**Task details**
Please recast each line of the listing below as a JSON list of strings, one string per line, with blank lines left out.

[Saved entries]
---*---

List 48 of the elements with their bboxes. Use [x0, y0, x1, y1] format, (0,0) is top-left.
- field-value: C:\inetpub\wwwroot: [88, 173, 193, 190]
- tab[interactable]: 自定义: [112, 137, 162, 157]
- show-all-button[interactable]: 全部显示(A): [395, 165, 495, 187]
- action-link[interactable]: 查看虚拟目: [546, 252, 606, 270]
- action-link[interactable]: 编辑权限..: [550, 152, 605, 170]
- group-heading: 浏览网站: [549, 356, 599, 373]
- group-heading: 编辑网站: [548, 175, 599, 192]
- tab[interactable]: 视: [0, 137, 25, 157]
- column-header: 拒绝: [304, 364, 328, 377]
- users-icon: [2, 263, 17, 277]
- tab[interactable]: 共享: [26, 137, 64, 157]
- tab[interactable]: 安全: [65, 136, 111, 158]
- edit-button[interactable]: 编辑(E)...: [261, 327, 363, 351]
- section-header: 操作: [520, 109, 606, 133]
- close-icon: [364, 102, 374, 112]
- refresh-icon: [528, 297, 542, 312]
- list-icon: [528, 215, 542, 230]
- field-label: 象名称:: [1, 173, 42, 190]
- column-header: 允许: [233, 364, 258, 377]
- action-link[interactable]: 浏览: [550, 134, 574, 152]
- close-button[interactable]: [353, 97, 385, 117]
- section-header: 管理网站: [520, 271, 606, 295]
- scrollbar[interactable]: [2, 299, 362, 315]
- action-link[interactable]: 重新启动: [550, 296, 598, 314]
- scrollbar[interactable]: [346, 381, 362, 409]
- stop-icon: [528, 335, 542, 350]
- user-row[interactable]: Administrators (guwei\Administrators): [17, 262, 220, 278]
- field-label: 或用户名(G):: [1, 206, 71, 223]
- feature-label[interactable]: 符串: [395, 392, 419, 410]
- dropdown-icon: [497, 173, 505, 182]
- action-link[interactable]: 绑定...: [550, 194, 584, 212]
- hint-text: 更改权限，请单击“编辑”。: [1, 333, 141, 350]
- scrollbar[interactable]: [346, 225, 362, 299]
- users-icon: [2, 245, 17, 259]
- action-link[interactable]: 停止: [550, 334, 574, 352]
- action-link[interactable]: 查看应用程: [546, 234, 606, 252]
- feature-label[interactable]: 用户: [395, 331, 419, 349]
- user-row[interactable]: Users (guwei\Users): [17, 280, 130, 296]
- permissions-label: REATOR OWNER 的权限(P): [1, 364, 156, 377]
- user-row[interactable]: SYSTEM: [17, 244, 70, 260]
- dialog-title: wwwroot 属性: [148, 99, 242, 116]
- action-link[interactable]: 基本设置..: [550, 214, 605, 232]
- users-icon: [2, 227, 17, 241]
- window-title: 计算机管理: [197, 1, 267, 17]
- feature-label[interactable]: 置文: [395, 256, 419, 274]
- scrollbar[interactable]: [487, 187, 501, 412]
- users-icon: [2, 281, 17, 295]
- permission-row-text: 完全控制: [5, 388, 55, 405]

---*---

**Task output**
[
  "List 48 of the elements with their bboxes. Use [x0, y0, x1, y1] format, (0,0) is top-left.",
  "- field-value: C:\\inetpub\\wwwroot: [88, 173, 193, 190]",
  "- tab[interactable]: 自定义: [112, 137, 162, 157]",
  "- show-all-button[interactable]: 全部显示(A): [395, 165, 495, 187]",
  "- action-link[interactable]: 查看虚拟目: [546, 252, 606, 270]",
  "- action-link[interactable]: 编辑权限..: [550, 152, 605, 170]",
  "- group-heading: 浏览网站: [549, 356, 599, 373]",
  "- group-heading: 编辑网站: [548, 175, 599, 192]",
  "- tab[interactable]: 视: [0, 137, 25, 157]",
  "- column-header: 拒绝: [304, 364, 328, 377]",
  "- users-icon: [2, 263, 17, 277]",
  "- tab[interactable]: 共享: [26, 137, 64, 157]",
  "- tab[interactable]: 安全: [65, 136, 111, 158]",
  "- edit-button[interactable]: 编辑(E)...: [261, 327, 363, 351]",
  "- section-header: 操作: [520, 109, 606, 133]",
  "- close-icon: [364, 102, 374, 112]",
  "- refresh-icon: [528, 297, 542, 312]",
  "- list-icon: [528, 215, 542, 230]",
  "- field-label: 象名称:: [1, 173, 42, 190]",
  "- column-header: 允许: [233, 364, 258, 377]",
  "- action-link[interactable]: 浏览: [550, 134, 574, 152]",
  "- close-button[interactable]: [353, 97, 385, 117]",
  "- section-header: 管理网站: [520, 271, 606, 295]",
  "- scrollbar[interactable]: [2, 299, 362, 315]",
  "- action-link[interactable]: 重新启动: [550, 296, 598, 314]",
  "- scrollbar[interactable]: [346, 381, 362, 409]",
  "- stop-icon: [528, 335, 542, 350]",
  "- user-row[interactable]: Administrators (guwei\\Administrators): [17, 262, 220, 278]",
  "- field-label: 或用户名(G):: [1, 206, 71, 223]",
  "- feature-label[interactable]: 符串: [395, 392, 419, 410]",
  "- dropdown-icon: [497, 173, 505, 182]",
  "- action-link[interactable]: 绑定...: [550, 194, 584, 212]",
  "- hint-text: 更改权限，请单击“编辑”。: [1, 333, 141, 350]",
  "- scrollbar[interactable]: [346, 225, 362, 299]",
  "- users-icon: [2, 245, 17, 259]",
  "- action-link[interactable]: 停止: [550, 334, 574, 352]",
  "- action-link[interactable]: 查看应用程: [546, 234, 606, 252]",
  "- feature-label[interactable]: 用户: [395, 331, 419, 349]",
  "- user-row[interactable]: Users (guwei\\Users): [17, 280, 130, 296]",
  "- permissions-label: REATOR OWNER 的权限(P): [1, 364, 156, 377]",
  "- user-row[interactable]: SYSTEM: [17, 244, 70, 260]",
  "- dialog-title: wwwroot 属性: [148, 99, 242, 116]",
  "- action-link[interactable]: 基本设置..: [550, 214, 605, 232]",
  "- users-icon: [2, 227, 17, 241]",
  "- window-title: 计算机管理: [197, 1, 267, 17]",
  "- feature-label[interactable]: 置文: [395, 256, 419, 274]",
  "- scrollbar[interactable]: [487, 187, 501, 412]",
  "- users-icon: [2, 281, 17, 295]",
  "- permission-row-text: 完全控制: [5, 388, 55, 405]"
]